## YOUR INSTRUCTIONS
Below is a block of records; repeat each one exactly.

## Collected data
-*-

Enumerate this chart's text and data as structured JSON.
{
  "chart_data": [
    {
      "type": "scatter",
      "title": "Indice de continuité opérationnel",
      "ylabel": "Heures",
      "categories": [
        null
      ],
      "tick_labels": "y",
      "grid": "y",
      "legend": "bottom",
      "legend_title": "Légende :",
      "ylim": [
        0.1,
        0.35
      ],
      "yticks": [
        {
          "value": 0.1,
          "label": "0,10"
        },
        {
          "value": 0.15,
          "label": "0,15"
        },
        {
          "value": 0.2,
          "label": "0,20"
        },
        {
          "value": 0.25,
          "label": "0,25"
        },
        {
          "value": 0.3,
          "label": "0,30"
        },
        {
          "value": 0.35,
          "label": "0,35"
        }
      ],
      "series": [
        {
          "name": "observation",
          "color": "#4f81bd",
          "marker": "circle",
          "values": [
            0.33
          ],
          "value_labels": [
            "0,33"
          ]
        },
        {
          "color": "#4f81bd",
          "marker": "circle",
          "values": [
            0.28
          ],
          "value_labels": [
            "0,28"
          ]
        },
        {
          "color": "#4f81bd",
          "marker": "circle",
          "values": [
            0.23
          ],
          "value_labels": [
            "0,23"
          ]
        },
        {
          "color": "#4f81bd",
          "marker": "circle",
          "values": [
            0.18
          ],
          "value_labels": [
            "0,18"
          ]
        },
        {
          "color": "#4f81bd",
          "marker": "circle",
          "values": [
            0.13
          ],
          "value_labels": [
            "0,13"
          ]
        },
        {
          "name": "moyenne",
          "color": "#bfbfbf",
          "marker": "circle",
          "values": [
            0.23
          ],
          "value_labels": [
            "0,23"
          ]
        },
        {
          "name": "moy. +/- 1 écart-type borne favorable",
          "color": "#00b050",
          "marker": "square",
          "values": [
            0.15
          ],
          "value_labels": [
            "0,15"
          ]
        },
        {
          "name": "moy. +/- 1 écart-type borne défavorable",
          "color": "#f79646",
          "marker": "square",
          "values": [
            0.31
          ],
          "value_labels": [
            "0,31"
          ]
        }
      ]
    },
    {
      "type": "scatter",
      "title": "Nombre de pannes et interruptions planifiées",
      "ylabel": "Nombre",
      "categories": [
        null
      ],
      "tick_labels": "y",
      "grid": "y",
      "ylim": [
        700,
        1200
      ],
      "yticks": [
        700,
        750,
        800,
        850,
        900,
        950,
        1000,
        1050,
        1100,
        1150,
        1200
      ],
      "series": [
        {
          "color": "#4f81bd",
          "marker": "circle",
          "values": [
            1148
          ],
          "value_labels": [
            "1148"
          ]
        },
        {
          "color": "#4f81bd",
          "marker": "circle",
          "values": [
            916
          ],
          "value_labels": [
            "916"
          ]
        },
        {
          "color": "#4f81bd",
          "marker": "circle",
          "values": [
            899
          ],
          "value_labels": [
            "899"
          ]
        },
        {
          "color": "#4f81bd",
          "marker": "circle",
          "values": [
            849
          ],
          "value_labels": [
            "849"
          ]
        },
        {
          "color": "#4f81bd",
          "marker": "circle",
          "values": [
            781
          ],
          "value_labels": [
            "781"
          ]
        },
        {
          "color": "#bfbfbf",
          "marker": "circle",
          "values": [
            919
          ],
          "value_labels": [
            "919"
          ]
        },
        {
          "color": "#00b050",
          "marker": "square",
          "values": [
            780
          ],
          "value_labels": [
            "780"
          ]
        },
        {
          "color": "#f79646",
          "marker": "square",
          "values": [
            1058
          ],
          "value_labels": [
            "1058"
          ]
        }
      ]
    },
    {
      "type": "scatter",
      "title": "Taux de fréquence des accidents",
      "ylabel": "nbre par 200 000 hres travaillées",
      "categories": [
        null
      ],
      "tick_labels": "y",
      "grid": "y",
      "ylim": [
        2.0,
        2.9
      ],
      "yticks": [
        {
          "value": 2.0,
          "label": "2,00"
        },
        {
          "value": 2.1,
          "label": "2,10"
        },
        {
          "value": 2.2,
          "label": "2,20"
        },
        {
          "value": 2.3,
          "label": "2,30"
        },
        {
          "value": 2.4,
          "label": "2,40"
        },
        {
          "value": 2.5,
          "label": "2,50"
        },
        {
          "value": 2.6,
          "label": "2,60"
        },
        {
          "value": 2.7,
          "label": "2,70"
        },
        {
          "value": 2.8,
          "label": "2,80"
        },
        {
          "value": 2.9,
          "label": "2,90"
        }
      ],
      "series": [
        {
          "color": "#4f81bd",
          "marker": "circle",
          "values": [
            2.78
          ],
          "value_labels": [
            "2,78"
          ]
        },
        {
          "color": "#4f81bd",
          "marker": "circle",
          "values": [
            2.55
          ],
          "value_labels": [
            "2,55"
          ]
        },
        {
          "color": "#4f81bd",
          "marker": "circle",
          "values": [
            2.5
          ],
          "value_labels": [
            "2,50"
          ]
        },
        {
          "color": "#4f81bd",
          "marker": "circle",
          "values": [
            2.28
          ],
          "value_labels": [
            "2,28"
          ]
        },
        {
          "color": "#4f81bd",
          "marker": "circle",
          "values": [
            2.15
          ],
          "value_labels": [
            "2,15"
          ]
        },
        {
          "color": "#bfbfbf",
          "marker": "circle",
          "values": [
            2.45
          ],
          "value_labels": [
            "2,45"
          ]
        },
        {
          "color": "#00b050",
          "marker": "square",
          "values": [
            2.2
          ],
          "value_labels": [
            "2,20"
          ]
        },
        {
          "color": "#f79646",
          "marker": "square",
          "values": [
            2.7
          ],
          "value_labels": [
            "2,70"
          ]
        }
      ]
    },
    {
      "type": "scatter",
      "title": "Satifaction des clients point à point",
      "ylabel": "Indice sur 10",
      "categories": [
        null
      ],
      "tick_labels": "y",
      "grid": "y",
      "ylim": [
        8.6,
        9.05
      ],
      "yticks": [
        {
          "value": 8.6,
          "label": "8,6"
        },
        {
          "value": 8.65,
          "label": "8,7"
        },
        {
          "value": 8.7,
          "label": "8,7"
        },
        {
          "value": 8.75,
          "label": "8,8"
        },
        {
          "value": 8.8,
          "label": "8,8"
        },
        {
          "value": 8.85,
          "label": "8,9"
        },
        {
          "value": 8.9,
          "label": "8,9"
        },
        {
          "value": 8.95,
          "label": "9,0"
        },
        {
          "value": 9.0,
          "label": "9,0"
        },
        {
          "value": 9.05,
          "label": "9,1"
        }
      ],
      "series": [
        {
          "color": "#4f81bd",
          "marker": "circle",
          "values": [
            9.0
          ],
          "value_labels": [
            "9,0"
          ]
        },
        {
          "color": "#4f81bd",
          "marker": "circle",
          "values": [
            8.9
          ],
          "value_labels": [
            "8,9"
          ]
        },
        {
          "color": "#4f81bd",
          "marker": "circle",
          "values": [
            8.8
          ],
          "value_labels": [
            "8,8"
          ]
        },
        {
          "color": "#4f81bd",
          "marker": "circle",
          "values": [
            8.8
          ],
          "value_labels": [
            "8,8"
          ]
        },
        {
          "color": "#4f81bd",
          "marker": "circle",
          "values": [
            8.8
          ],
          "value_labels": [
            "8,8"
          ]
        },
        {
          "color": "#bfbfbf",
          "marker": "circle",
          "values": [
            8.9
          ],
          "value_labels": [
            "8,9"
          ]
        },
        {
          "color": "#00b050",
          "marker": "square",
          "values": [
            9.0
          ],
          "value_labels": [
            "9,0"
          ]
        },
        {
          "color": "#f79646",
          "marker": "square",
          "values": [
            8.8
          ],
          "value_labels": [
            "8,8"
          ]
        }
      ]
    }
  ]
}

-*-

## SOLUTION BELOW
Enumerate this chart's text and data as structured JSON.
{
  "chart_data": [
    {
      "type": "scatter",
      "title": "Indice de continuité opérationnel",
      "ylabel": "Heures",
      "categories": [
        null
      ],
      "tick_labels": "y",
      "grid": "y",
      "legend": "bottom",
      "legend_title": "Légende :",
      "ylim": [
        0.1,
        0.35
      ],
      "yticks": [
        {
          "value": 0.1,
          "label": "0,10"
        },
        {
          "value": 0.15,
          "label": "0,15"
        },
        {
          "value": 0.2,
          "label": "0,20"
        },
        {
          "value": 0.25,
          "label": "0,25"
        },
        {
          "value": 0.3,
          "label": "0,30"
        },
        {
          "value": 0.35,
          "label": "0,35"
        }
      ],
      "series": [
        {
          "name": "observation",
          "color": "#4f81bd",
          "marker": "circle",
          "values": [
            0.33
          ],
          "value_labels": [
            "0,33"
          ]
        },
        {
          "color": "#4f81bd",
          "marker": "circle",
          "values": [
            0.28
          ],
          "value_labels": [
            "0,28"
          ]
        },
        {
          "color": "#4f81bd",
          "marker": "circle",
          "values": [
            0.23
          ],
          "value_labels": [
            "0,23"
          ]
        },
        {
          "color": "#4f81bd",
          "marker": "circle",
          "values": [
            0.18
          ],
          "value_labels": [
            "0,18"
          ]
        },
        {
          "color": "#4f81bd",
          "marker": "circle",
          "values": [
            0.13
          ],
          "value_labels": [
            "0,13"
          ]
        },
        {
          "name": "moyenne",
          "color": "#bfbfbf",
          "marker": "circle",
          "values": [
            0.23
          ],
          "value_labels": [
            "0,23"
          ]
        },
        {
          "name": "moy. +/- 1 écart-type borne favorable",
          "color": "#00b050",
          "marker": "square",
          "values": [
            0.15
          ],
          "value_labels": [
            "0,15"
          ]
        },
        {
          "name": "moy. +/- 1 écart-type borne défavorable",
          "color": "#f79646",
          "marker": "square",
          "values": [
            0.31
          ],
          "value_labels": [
            "0,31"
          ]
        }
      ]
    },
    {
      "type": "scatter",
      "title": "Nombre de pannes et interruptions planifiées",
      "ylabel": "Nombre",
      "categories": [
        null
      ],
      "tick_labels": "y",
      "grid": "y",
      "ylim": [
        700,
        1200
      ],
      "yticks": [
        700,
        750,
        800,
        850,
        900,
        950,
        1000,
        1050,
        1100,
        1150,
        1200
      ],
      "series": [
        {
          "color": "#4f81bd",
          "marker": "circle",
          "values": [
            1148
          ],
          "value_labels": [
            "1148"
          ]
        },
        {
          "color": "#4f81bd",
          "marker": "circle",
          "values": [
            916
          ],
          "value_labels": [
            "916"
          ]
        },
        {
          "color": "#4f81bd",
          "marker": "circle",
          "values": [
            899
          ],
          "value_labels": [
            "899"
          ]
        },
        {
          "color": "#4f81bd",
          "marker": "circle",
          "values": [
            849
          ],
          "value_labels": [
            "849"
          ]
        },
        {
          "color": "#4f81bd",
          "marker": "circle",
          "values": [
            781
          ],
          "value_labels": [
            "781"
          ]
        },
        {
          "color": "#bfbfbf",
          "marker": "circle",
          "values": [
            919
          ],
          "value_labels": [
            "919"
          ]
        },
        {
          "color": "#00b050",
          "marker": "square",
          "values": [
            780
          ],
          "value_labels": [
            "780"
          ]
        },
        {
          "color": "#f79646",
          "marker": "square",
          "values": [
            1058
          ],
          "value_labels": [
            "1058"
          ]
        }
      ]
    },
    {
      "type": "scatter",
      "title": "Taux de fréquence des accidents",
      "ylabel": "nbre par 200 000 hres travaillées",
      "categories": [
        null
      ],
      "tick_labels": "y",
      "grid": "y",
      "ylim": [
        2.0,
        2.9
      ],
      "yticks": [
        {
          "value": 2.0,
          "label": "2,00"
        },
        {
          "value": 2.1,
          "label": "2,10"
        },
        {
          "value": 2.2,
          "label": "2,20"
        },
        {
          "value": 2.3,
          "label": "2,30"
        },
        {
          "value": 2.4,
          "label": "2,40"
        },
        {
          "value": 2.5,
          "label": "2,50"
        },
        {
          "value": 2.6,
          "label": "2,60"
        },
        {
          "value": 2.7,
          "label": "2,70"
        },
        {
          "value": 2.8,
          "label": "2,80"
        },
        {
          "value": 2.9,
          "label": "2,90"
        }
      ],
      "series": [
        {
          "color": "#4f81bd",
          "marker": "circle",
          "values": [
            2.78
          ],
          "value_labels": [
            "2,78"
          ]
        },
        {
          "color": "#4f81bd",
          "marker": "circle",
          "values": [
            2.55
          ],
          "value_labels": [
            "2,55"
          ]
        },
        {
          "color": "#4f81bd",
          "marker": "circle",
          "values": [
            2.5
          ],
          "value_labels": [
            "2,50"
          ]
        },
        {
          "color": "#4f81bd",
          "marker": "circle",
          "values": [
            2.28
          ],
          "value_labels": [
            "2,28"
          ]
        },
        {
          "color": "#4f81bd",
          "marker": "circle",
          "values": [
            2.15
          ],
          "value_labels": [
            "2,15"
          ]
        },
        {
          "color": "#bfbfbf",
          "marker": "circle",
          "values": [
            2.45
          ],
          "value_labels": [
            "2,45"
          ]
        },
        {
          "color": "#00b050",
          "marker": "square",
          "values": [
            2.2
          ],
          "value_labels": [
            "2,20"
          ]
        },
        {
          "color": "#f79646",
          "marker": "square",
          "values": [
            2.7
          ],
          "value_labels": [
            "2,70"
          ]
        }
      ]
    },
    {
      "type": "scatter",
      "title": "Satifaction des clients point à point",
      "ylabel": "Indice sur 10",
      "categories": [
        null
      ],
      "tick_labels": "y",
      "grid": "y",
      "ylim": [
        8.6,
        9.05
      ],
      "yticks": [
        {
          "value": 8.6,
          "label": "8,6"
        },
        {
          "value": 8.65,
          "label": "8,7"
        },
        {
          "value": 8.7,
          "label": "8,7"
        },
        {
          "value": 8.75,
          "label": "8,8"
        },
        {
          "value": 8.8,
          "label": "8,8"
        },
        {
          "value": 8.85,
          "label": "8,9"
        },
        {
          "value": 8.9,
          "label": "8,9"
        },
        {
          "value": 8.95,
          "label": "9,0"
        },
        {
          "value": 9.0,
          "label": "9,0"
        },
        {
          "value": 9.05,
          "label": "9,1"
        }
      ],
      "series": [
        {
          "color": "#4f81bd",
          "marker": "circle",
          "values": [
            9.0
          ],
          "value_labels": [
            "9,0"
          ]
        },
        {
          "color": "#4f81bd",
          "marker": "circle",
          "values": [
            8.9
          ],
          "value_labels": [
            "8,9"
          ]
        },
        {
          "color": "#4f81bd",
          "marker": "circle",
          "values": [
            8.8
          ],
          "value_labels": [
            "8,8"
          ]
        },
        {
          "color": "#4f81bd",
          "marker": "circle",
          "values": [
            8.8
          ],
          "value_labels": [
            "8,8"
          ]
        },
        {
          "color": "#4f81bd",
          "marker": "circle",
          "values": [
            8.8
          ],
          "value_labels": [
            "8,8"
          ]
        },
        {
          "color": "#bfbfbf",
          "marker": "circle",
          "values": [
            8.9
          ],
          "value_labels": [
            "8,9"
          ]
        },
        {
          "color": "#00b050",
          "marker": "square",
          "values": [
            9.0
          ],
          "value_labels": [
            "9,0"
          ]
        },
        {
          "color": "#f79646",
          "marker": "square",
          "values": [
            8.8
          ],
          "value_labels": [
            "8,8"
          ]
        }
      ]
    }
  ]
}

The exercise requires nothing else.